[start of Supplied entries]

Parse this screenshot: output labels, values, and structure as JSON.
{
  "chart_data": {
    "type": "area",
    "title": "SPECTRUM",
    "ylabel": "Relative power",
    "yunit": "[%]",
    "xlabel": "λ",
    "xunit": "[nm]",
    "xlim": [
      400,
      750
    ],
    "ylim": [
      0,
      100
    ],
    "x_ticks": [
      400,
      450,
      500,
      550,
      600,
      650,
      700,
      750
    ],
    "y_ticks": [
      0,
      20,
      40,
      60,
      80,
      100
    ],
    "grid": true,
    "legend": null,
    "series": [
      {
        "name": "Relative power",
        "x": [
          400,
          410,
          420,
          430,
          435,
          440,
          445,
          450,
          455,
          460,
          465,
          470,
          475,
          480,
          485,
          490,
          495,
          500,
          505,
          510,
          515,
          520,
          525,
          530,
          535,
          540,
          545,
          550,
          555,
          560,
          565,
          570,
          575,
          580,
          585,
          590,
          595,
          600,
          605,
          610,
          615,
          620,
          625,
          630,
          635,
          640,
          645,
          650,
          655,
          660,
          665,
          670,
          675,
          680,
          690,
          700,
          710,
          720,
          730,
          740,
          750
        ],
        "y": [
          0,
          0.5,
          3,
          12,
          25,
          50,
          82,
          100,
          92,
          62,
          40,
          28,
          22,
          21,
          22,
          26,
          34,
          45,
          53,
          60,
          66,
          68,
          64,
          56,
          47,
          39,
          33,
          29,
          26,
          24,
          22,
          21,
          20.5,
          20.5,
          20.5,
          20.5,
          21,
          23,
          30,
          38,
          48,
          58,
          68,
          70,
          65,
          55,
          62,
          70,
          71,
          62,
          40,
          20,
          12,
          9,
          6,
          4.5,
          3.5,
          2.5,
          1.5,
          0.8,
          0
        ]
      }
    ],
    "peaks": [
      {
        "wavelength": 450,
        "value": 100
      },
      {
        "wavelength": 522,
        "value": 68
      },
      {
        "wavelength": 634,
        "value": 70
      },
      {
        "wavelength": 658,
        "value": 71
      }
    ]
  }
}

[end of Supplied entries]

**Problem description:** Return only the number of lines in the entries that contain the string "power".

**Result for this exercise:** 2